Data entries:
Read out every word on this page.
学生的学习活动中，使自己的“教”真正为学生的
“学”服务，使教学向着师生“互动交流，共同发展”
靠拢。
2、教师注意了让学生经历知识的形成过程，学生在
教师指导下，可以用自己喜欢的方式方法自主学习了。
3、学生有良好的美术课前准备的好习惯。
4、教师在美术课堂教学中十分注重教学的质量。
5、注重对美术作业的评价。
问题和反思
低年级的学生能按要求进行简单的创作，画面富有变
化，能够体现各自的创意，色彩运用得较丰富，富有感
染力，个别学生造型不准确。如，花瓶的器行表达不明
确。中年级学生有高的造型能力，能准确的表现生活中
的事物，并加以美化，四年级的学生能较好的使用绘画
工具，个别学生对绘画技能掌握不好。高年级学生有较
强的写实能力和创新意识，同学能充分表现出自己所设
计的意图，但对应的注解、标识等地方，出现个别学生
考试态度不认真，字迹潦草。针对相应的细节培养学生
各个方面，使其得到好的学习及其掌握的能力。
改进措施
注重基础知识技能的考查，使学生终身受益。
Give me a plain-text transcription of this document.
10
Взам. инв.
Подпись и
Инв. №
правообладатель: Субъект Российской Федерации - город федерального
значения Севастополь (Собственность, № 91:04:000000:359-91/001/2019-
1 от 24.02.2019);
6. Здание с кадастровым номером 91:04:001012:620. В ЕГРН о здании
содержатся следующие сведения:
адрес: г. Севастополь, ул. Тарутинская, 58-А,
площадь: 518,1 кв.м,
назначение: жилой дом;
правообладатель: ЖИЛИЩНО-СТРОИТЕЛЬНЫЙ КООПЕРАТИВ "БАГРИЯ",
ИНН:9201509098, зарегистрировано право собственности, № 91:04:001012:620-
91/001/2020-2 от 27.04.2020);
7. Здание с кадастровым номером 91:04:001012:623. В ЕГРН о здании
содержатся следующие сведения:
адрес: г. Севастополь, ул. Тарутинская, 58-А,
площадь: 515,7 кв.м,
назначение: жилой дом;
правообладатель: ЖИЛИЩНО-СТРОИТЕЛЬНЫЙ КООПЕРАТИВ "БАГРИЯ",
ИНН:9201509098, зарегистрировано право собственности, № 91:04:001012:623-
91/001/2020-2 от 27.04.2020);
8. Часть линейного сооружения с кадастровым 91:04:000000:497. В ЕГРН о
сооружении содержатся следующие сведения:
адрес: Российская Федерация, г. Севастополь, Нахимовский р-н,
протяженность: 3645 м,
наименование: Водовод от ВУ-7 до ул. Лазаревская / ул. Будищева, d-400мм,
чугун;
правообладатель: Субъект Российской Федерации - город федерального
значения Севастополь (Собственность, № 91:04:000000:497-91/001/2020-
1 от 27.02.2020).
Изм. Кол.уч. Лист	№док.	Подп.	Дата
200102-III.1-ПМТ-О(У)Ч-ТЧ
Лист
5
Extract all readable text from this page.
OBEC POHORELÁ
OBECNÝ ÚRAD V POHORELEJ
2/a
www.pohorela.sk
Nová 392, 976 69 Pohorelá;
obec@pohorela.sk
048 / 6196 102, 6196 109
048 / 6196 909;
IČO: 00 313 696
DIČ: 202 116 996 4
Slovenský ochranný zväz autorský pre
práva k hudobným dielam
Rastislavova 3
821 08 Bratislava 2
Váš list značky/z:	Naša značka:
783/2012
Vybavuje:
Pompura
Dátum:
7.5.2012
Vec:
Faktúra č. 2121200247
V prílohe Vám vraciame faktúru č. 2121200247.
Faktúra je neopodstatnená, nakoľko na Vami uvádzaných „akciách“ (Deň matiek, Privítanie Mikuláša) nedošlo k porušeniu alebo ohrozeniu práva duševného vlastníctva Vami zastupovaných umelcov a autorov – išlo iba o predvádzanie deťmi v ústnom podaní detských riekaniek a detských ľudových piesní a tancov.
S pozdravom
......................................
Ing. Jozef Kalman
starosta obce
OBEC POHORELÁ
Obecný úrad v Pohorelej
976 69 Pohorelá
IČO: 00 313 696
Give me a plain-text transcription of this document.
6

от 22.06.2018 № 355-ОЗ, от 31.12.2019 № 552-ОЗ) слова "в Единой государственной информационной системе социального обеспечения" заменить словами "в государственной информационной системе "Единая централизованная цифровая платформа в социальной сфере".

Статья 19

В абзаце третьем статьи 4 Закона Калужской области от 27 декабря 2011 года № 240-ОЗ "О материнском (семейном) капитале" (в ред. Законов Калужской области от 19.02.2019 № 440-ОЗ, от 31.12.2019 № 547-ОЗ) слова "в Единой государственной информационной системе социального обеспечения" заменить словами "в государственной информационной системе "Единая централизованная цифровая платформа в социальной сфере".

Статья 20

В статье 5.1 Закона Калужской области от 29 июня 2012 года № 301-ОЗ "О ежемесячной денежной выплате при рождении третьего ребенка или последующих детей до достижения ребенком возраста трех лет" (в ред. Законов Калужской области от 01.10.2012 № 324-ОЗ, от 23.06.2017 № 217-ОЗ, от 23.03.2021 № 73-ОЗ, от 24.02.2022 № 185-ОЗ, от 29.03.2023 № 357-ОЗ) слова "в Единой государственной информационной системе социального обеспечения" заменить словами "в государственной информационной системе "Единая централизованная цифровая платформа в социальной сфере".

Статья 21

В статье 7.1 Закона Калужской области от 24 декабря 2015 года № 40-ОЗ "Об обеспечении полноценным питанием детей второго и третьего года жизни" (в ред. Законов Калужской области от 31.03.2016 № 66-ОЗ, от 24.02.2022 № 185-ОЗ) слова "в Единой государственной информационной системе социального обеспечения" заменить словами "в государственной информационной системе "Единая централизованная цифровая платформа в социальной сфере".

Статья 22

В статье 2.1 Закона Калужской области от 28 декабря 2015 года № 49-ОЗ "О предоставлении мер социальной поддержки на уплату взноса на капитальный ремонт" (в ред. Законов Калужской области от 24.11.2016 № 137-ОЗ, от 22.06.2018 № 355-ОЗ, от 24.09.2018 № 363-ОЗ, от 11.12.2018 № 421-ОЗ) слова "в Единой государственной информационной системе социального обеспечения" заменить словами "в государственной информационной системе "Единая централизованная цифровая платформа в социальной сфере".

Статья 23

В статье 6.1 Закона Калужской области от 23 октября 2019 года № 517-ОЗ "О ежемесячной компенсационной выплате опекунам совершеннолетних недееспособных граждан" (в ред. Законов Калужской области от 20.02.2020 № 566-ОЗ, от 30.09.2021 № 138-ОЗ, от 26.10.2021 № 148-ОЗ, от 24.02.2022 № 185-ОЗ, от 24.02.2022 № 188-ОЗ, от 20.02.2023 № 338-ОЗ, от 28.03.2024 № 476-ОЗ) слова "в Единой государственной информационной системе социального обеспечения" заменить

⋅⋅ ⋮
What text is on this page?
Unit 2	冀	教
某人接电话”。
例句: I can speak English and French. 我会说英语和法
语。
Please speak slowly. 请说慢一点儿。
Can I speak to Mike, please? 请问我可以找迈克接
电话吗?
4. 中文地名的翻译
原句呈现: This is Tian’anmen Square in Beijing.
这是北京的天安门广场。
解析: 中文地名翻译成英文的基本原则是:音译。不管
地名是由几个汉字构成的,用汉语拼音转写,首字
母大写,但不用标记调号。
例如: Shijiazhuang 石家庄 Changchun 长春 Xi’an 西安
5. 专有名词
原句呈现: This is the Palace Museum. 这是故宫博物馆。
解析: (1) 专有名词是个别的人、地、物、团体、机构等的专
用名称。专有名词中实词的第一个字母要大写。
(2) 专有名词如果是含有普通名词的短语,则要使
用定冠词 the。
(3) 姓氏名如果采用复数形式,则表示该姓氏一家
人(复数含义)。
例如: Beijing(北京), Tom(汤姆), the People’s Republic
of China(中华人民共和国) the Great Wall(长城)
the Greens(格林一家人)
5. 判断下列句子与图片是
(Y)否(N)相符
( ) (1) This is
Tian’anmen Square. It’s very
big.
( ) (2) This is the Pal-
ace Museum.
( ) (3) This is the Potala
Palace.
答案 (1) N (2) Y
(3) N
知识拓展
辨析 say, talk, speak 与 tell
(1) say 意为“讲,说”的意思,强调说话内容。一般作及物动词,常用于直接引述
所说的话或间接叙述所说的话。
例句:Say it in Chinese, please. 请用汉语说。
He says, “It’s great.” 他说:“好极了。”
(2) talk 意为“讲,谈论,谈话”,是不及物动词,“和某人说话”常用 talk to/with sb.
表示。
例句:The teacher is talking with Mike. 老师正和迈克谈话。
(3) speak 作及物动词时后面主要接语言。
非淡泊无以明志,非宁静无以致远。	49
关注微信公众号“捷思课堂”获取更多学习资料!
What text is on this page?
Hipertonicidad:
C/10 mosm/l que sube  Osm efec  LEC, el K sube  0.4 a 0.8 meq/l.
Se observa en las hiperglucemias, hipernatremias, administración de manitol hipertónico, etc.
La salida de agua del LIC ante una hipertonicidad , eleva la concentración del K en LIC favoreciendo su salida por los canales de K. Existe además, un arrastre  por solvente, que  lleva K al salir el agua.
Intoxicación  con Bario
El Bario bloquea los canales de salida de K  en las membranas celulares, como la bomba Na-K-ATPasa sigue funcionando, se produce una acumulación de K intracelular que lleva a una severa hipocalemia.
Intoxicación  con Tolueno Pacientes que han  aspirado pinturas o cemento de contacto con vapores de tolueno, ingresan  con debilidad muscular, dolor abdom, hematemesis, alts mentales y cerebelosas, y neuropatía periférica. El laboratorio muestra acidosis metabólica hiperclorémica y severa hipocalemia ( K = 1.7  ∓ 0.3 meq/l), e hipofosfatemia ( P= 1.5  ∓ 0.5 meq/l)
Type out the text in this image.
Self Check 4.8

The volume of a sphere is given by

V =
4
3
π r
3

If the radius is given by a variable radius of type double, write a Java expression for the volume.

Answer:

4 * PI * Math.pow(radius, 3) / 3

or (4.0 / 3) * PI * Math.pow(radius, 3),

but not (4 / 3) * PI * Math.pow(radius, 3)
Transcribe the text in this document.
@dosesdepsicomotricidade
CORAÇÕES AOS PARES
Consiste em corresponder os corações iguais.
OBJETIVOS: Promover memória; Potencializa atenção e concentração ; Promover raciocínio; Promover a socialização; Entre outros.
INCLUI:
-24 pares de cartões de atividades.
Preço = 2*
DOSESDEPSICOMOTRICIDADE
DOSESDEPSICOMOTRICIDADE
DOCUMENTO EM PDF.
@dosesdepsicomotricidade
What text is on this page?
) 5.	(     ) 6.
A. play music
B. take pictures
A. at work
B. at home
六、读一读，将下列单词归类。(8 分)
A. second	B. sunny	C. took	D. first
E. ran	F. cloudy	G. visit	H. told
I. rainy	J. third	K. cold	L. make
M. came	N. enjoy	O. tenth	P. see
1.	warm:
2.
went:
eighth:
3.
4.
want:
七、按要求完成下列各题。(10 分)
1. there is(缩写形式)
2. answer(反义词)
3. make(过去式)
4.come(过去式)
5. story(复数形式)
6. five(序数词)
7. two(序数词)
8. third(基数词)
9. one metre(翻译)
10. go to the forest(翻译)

Problem to solve: Copy out each line of the data containing the string "canales".

Exercise output:
La salida de agua del LIC ante una hipertonicidad , eleva la concentración del K en LIC favoreciendo su salida por los canales de K. Existe además, un arrastre  por solvente, que  lleva K al salir el agua.
El Bario bloquea los canales de salida de K  en las membranas celulares, como la bomba Na-K-ATPasa sigue funcionando, se produce una acumulación de K intracelular que lleva a una severa hipocalemia.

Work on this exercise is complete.